→ WHAT IS EXPECTED: Report every line below that holds the word "Algo".

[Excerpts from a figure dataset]
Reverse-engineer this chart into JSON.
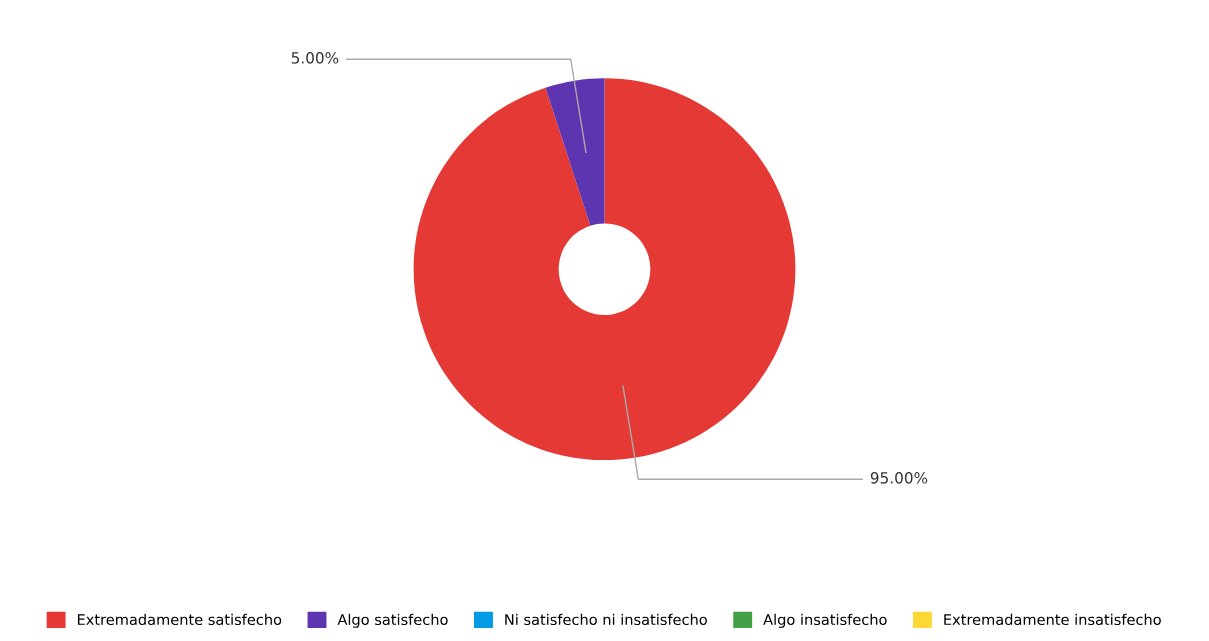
{
  "chart_data": {
    "type": "donut",
    "categories": [
      "Extremadamente satisfecho",
      "Algo satisfecho",
      "Ni satisfecho ni insatisfecho",
      "Algo insatisfecho",
      "Extremadamente insatisfecho"
    ],
    "values": [
      95,
      5,
      0,
      0,
      0
    ],
    "colors": [
      "#e53935",
      "#5e35b1",
      "#039be5",
      "#43a047",
      "#fdd835"
    ],
    "value_labels": [
      "95.00%",
      "5.00%",
      null,
      null,
      null
    ],
    "legend": "bottom"
  }
}
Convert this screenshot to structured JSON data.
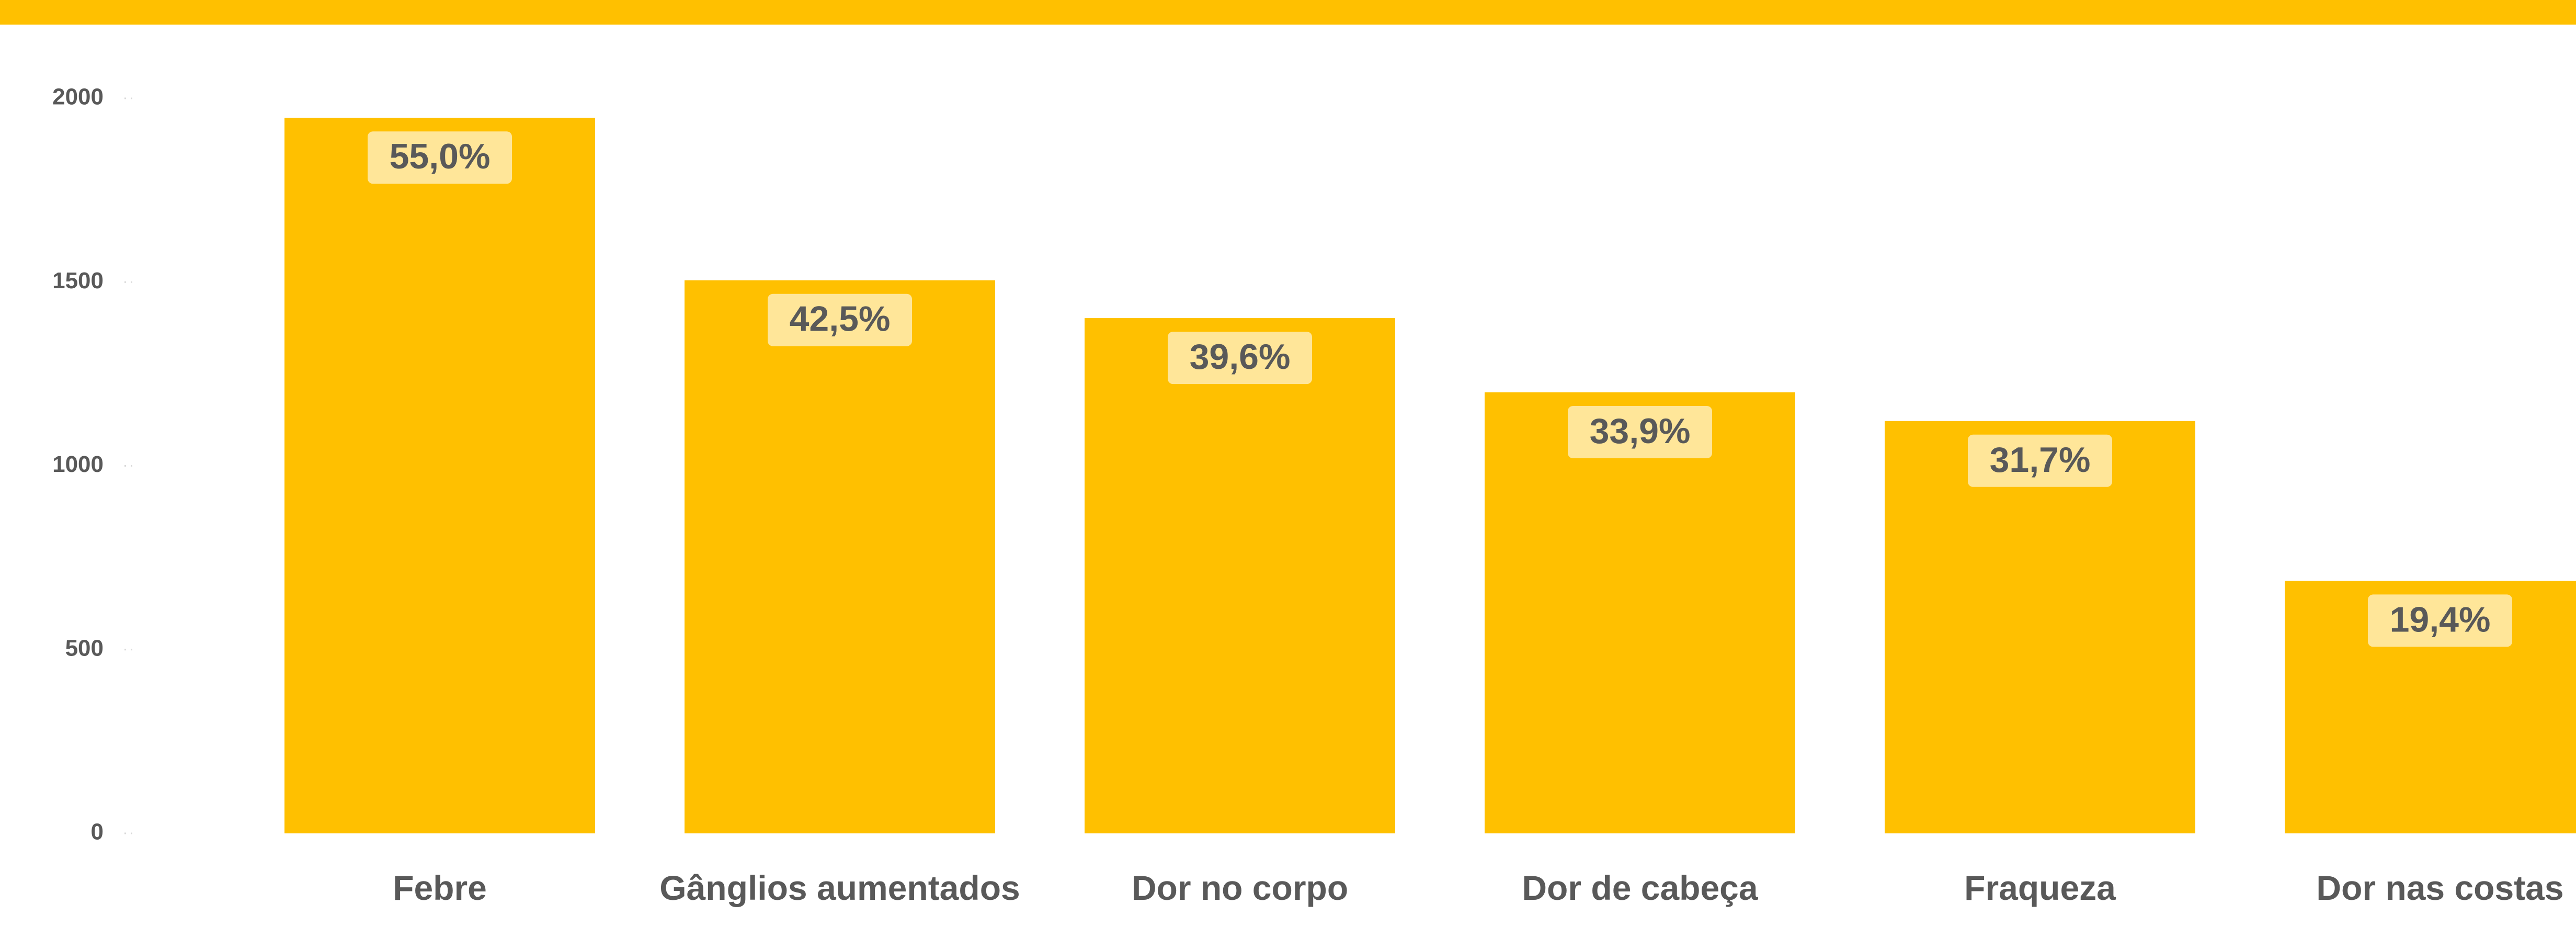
{
  "chart_data": {
    "type": "bar",
    "categories": [
      "Febre",
      "Gânglios aumentados",
      "Dor no corpo",
      "Dor de cabeça",
      "Fraqueza",
      "Dor nas costas"
    ],
    "values": [
      1947,
      1505,
      1402,
      1200,
      1122,
      687
    ],
    "labels": [
      "55,0%",
      "42,5%",
      "39,6%",
      "33,9%",
      "31,7%",
      "19,4%"
    ],
    "color": "#ffc000",
    "ylim": [
      0,
      2000
    ],
    "yticks": [
      0,
      500,
      1000,
      1500,
      2000
    ],
    "grid": false
  }
}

→ SOLUTION BELOW:
      "Algo satisfecho",
      "Algo insatisfecho",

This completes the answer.